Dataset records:
################

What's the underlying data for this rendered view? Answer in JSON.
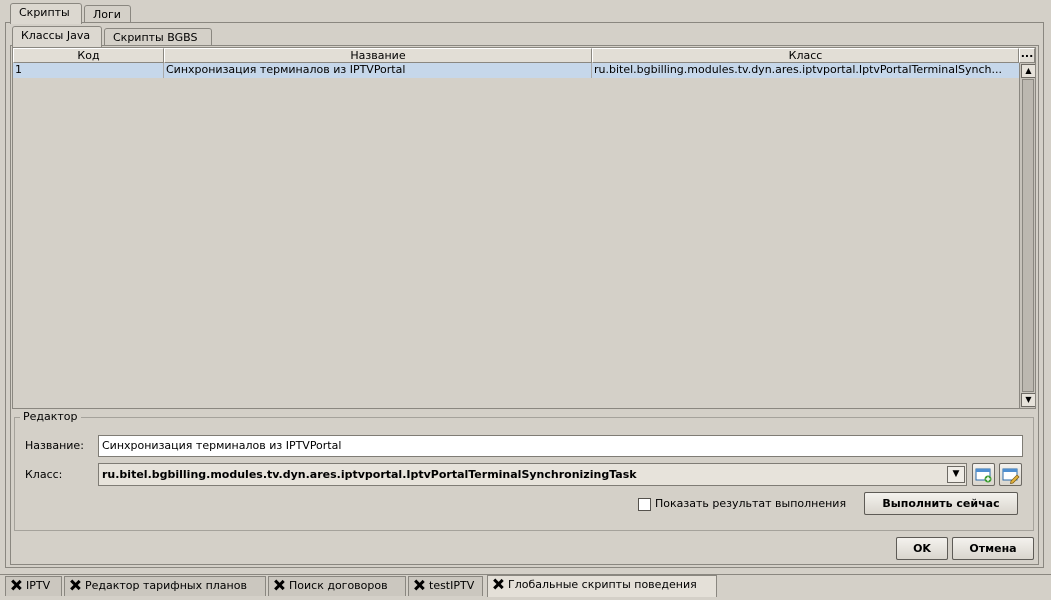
{
  "top_tabs": [
    {
      "label": "Скрипты"
    },
    {
      "label": "Логи"
    }
  ],
  "sub_tabs": [
    {
      "label": "Классы Java"
    },
    {
      "label": "Скрипты BGBS"
    }
  ],
  "table": {
    "columns": [
      "Код",
      "Название",
      "Класс"
    ],
    "more_label": "...",
    "rows": [
      {
        "code": "1",
        "name": "Синхронизация терминалов из IPTVPortal",
        "class": "ru.bitel.bgbilling.modules.tv.dyn.ares.iptvportal.IptvPortalTerminalSynch..."
      }
    ]
  },
  "editor": {
    "legend": "Редактор",
    "name_label": "Название:",
    "name_value": "Синхронизация терминалов из IPTVPortal",
    "class_label": "Класс:",
    "class_value": "ru.bitel.bgbilling.modules.tv.dyn.ares.iptvportal.IptvPortalTerminalSynchronizingTask",
    "show_result_label": "Показать результат выполнения",
    "show_result_checked": false,
    "run_now_label": "Выполнить сейчас"
  },
  "dialog": {
    "ok_label": "OK",
    "cancel_label": "Отмена"
  },
  "bottom_tabs": [
    {
      "label": "IPTV"
    },
    {
      "label": "Редактор тарифных планов"
    },
    {
      "label": "Поиск договоров"
    },
    {
      "label": "testIPTV"
    },
    {
      "label": "Глобальные скрипты поведения"
    }
  ],
  "colors": {
    "selection": "#c6d7ea",
    "background": "#d4d0c8"
  }
}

################

Do this: Search the entries for "Синхронизация" and copy out each line that has it.

The completed task:
        "name": "Синхронизация терминалов из IPTVPortal",
    "name_value": "Синхронизация терминалов из IPTVPortal",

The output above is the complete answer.